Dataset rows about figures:
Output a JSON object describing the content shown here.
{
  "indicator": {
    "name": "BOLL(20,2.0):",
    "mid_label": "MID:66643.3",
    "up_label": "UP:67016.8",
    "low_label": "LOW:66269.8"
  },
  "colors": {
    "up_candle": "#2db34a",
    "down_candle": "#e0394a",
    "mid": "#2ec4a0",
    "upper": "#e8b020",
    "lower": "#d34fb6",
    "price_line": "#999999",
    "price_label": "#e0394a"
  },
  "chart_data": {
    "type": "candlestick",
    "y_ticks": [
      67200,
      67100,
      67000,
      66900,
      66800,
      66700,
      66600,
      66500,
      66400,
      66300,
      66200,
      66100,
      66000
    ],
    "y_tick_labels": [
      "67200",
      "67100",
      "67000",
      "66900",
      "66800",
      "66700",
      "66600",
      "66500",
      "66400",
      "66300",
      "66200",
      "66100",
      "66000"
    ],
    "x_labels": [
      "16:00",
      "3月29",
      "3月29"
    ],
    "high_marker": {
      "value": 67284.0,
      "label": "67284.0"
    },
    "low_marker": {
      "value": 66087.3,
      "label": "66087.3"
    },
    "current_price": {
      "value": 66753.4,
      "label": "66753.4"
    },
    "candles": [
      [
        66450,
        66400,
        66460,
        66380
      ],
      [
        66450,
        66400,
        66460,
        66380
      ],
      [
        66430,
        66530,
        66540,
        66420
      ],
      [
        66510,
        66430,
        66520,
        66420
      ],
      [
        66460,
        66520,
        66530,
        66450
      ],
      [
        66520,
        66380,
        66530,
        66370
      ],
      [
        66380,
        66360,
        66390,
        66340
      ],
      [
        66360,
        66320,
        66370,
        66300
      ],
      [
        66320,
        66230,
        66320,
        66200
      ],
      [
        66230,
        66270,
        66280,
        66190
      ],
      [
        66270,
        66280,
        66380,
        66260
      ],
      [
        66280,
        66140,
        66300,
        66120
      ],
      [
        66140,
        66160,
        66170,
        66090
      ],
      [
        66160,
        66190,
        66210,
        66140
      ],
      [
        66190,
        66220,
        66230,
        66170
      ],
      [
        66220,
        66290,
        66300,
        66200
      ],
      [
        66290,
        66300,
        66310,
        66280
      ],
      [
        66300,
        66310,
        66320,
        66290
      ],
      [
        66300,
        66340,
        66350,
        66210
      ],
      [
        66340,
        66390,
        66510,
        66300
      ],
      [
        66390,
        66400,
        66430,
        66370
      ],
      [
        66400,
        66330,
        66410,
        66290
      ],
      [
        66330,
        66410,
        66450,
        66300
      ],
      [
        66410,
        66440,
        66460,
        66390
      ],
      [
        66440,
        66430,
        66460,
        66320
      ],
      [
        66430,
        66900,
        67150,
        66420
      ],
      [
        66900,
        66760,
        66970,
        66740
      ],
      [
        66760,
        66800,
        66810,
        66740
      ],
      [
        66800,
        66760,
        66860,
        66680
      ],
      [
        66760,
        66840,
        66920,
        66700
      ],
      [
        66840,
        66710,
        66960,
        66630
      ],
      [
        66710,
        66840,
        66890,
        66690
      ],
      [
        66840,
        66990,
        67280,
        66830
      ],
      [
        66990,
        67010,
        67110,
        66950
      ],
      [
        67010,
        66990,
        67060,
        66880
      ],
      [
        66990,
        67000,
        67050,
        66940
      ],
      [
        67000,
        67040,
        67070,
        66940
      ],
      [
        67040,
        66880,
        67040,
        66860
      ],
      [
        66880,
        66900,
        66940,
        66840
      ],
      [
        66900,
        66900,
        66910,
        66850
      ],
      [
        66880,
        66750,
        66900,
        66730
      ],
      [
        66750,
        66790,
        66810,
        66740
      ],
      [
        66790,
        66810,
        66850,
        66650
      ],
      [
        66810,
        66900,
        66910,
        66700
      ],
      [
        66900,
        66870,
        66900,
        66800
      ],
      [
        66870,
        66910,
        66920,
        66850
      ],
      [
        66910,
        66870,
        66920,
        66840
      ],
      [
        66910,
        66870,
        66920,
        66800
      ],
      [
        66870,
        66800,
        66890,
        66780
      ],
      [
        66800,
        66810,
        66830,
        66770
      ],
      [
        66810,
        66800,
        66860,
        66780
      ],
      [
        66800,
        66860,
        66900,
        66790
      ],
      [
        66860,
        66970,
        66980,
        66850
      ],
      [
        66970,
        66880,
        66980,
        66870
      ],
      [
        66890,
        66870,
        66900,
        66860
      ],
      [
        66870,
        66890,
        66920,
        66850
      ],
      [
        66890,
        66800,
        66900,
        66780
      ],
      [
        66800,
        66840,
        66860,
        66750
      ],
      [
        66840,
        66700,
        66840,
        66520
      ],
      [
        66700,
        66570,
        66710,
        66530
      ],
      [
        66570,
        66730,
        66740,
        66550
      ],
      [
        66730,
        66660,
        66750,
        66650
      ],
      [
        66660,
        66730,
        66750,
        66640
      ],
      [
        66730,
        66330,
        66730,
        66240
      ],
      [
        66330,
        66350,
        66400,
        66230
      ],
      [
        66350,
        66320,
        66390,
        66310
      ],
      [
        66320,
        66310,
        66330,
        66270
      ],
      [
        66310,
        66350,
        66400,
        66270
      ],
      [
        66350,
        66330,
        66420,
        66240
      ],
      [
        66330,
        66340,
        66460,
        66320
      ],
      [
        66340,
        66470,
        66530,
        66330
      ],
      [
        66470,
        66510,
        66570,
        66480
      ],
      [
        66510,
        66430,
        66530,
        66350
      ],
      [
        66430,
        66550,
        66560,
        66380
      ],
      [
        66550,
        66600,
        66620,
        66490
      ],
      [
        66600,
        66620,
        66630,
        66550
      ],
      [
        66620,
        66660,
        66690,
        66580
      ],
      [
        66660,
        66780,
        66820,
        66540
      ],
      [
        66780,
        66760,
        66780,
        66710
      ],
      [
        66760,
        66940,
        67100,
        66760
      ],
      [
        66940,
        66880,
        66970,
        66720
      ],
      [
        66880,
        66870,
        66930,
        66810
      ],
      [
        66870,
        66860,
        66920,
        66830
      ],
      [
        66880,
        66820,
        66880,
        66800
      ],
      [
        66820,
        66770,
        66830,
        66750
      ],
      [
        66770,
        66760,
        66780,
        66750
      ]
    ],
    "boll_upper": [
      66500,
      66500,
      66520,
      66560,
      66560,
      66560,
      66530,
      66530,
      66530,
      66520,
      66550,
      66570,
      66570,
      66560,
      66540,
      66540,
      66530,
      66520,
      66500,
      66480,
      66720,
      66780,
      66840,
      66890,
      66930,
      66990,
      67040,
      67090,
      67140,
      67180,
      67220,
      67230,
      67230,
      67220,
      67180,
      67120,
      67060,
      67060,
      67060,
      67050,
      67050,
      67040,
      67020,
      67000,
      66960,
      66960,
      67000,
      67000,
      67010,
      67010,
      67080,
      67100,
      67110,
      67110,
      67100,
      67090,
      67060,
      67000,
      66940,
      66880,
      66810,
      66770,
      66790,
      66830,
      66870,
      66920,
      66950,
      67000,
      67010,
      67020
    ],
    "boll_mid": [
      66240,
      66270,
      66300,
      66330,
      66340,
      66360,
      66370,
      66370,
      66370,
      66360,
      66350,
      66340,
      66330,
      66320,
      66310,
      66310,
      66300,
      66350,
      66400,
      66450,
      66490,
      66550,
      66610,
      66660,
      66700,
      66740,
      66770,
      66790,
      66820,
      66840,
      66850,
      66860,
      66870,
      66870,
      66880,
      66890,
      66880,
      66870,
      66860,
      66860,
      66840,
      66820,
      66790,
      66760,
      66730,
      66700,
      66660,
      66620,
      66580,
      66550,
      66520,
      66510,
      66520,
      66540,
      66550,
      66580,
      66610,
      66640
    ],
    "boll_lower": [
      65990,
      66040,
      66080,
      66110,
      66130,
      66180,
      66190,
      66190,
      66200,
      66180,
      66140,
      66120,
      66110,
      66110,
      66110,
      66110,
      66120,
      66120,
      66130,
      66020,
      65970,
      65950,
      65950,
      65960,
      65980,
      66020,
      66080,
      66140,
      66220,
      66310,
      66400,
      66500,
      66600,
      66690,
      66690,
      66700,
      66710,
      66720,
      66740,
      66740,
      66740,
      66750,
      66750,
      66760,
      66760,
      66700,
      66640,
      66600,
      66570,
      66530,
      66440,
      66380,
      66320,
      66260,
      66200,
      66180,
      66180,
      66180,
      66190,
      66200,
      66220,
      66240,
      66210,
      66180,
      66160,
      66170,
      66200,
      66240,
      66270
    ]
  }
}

What is needed: Pick each line holding the word "value" out of the data and copy it.

Written reply:
      "value": 67284.0,
      "value": 66087.3,
      "value": 66753.4,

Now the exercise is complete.